[Stored dataset items]
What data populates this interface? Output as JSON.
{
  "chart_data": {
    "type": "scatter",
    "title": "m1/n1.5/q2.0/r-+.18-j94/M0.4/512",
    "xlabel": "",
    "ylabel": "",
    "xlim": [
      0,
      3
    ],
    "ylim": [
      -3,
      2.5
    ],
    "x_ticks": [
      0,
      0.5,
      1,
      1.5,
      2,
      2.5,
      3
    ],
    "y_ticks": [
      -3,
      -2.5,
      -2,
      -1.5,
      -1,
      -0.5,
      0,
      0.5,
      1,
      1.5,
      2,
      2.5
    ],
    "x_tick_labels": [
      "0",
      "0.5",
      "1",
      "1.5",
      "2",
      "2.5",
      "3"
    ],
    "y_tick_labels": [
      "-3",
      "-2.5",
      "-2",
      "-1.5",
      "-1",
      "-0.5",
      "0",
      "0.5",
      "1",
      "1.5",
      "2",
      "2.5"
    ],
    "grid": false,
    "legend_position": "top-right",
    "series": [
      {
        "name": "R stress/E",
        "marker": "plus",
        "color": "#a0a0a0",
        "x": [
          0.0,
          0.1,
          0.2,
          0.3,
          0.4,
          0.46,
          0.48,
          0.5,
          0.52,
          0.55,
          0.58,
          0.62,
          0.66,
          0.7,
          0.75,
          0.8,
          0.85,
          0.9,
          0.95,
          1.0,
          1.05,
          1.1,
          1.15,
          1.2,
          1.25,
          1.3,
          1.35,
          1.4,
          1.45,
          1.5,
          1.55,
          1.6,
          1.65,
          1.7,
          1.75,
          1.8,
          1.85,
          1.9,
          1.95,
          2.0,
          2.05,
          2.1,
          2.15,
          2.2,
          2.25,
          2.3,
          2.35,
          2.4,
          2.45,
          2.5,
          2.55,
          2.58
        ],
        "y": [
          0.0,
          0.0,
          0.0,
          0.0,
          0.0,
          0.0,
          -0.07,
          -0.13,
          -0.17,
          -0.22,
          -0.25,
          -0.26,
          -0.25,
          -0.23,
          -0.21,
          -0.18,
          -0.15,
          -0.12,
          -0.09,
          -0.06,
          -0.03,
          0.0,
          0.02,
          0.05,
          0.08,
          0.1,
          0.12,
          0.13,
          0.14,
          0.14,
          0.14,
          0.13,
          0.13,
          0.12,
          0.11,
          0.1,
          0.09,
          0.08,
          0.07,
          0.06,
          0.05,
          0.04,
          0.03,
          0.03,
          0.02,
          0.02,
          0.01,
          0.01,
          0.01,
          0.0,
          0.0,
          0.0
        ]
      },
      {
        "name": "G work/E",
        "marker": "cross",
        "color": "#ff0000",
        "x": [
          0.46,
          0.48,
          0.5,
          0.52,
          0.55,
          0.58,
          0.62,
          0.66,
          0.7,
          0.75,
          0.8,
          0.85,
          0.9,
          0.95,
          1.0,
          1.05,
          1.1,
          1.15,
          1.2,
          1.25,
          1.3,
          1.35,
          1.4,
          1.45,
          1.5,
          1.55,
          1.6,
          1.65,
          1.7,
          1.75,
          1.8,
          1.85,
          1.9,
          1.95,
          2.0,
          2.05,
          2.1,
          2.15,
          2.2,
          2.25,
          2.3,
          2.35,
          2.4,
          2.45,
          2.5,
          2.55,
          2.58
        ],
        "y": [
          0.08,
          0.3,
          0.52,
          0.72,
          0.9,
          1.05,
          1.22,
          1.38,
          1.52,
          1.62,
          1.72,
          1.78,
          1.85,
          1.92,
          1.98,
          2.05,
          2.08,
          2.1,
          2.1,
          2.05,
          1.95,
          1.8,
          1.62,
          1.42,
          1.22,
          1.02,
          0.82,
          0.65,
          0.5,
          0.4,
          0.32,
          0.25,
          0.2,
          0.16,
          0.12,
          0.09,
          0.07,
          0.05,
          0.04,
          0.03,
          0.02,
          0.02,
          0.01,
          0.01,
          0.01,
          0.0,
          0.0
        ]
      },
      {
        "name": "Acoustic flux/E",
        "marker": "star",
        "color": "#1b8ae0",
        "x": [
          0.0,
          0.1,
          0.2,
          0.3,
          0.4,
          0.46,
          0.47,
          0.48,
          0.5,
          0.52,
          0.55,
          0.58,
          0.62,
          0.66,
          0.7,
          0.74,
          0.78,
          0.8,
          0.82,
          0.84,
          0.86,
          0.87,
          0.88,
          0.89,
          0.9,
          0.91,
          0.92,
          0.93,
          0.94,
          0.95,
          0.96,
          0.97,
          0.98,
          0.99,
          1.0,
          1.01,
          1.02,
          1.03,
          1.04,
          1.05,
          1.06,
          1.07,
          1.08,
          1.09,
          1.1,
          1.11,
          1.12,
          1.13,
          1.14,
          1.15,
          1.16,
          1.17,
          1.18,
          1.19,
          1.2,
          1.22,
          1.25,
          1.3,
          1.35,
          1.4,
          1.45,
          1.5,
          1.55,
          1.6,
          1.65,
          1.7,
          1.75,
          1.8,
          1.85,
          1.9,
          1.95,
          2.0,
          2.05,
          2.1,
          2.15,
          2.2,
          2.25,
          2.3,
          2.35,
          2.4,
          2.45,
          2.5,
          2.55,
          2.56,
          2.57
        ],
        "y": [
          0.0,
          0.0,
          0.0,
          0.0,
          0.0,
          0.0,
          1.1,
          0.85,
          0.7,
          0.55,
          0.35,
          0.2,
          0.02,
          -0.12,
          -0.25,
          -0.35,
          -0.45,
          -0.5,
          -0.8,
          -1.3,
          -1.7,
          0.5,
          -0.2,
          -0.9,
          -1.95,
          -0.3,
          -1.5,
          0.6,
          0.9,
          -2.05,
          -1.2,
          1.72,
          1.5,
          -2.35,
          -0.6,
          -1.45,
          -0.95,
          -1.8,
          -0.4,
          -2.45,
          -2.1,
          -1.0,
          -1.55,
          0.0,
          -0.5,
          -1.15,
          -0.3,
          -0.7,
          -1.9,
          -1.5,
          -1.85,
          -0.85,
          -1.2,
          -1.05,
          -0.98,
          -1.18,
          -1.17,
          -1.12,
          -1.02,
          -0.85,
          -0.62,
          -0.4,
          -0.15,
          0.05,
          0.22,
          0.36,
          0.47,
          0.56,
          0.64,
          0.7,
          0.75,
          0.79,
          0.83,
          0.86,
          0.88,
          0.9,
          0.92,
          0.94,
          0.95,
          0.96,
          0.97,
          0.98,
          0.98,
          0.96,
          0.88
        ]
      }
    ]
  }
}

### Exercise description
Determine the number of lines where the string "marker" occurs, and give that number only.

### Exercise solution
3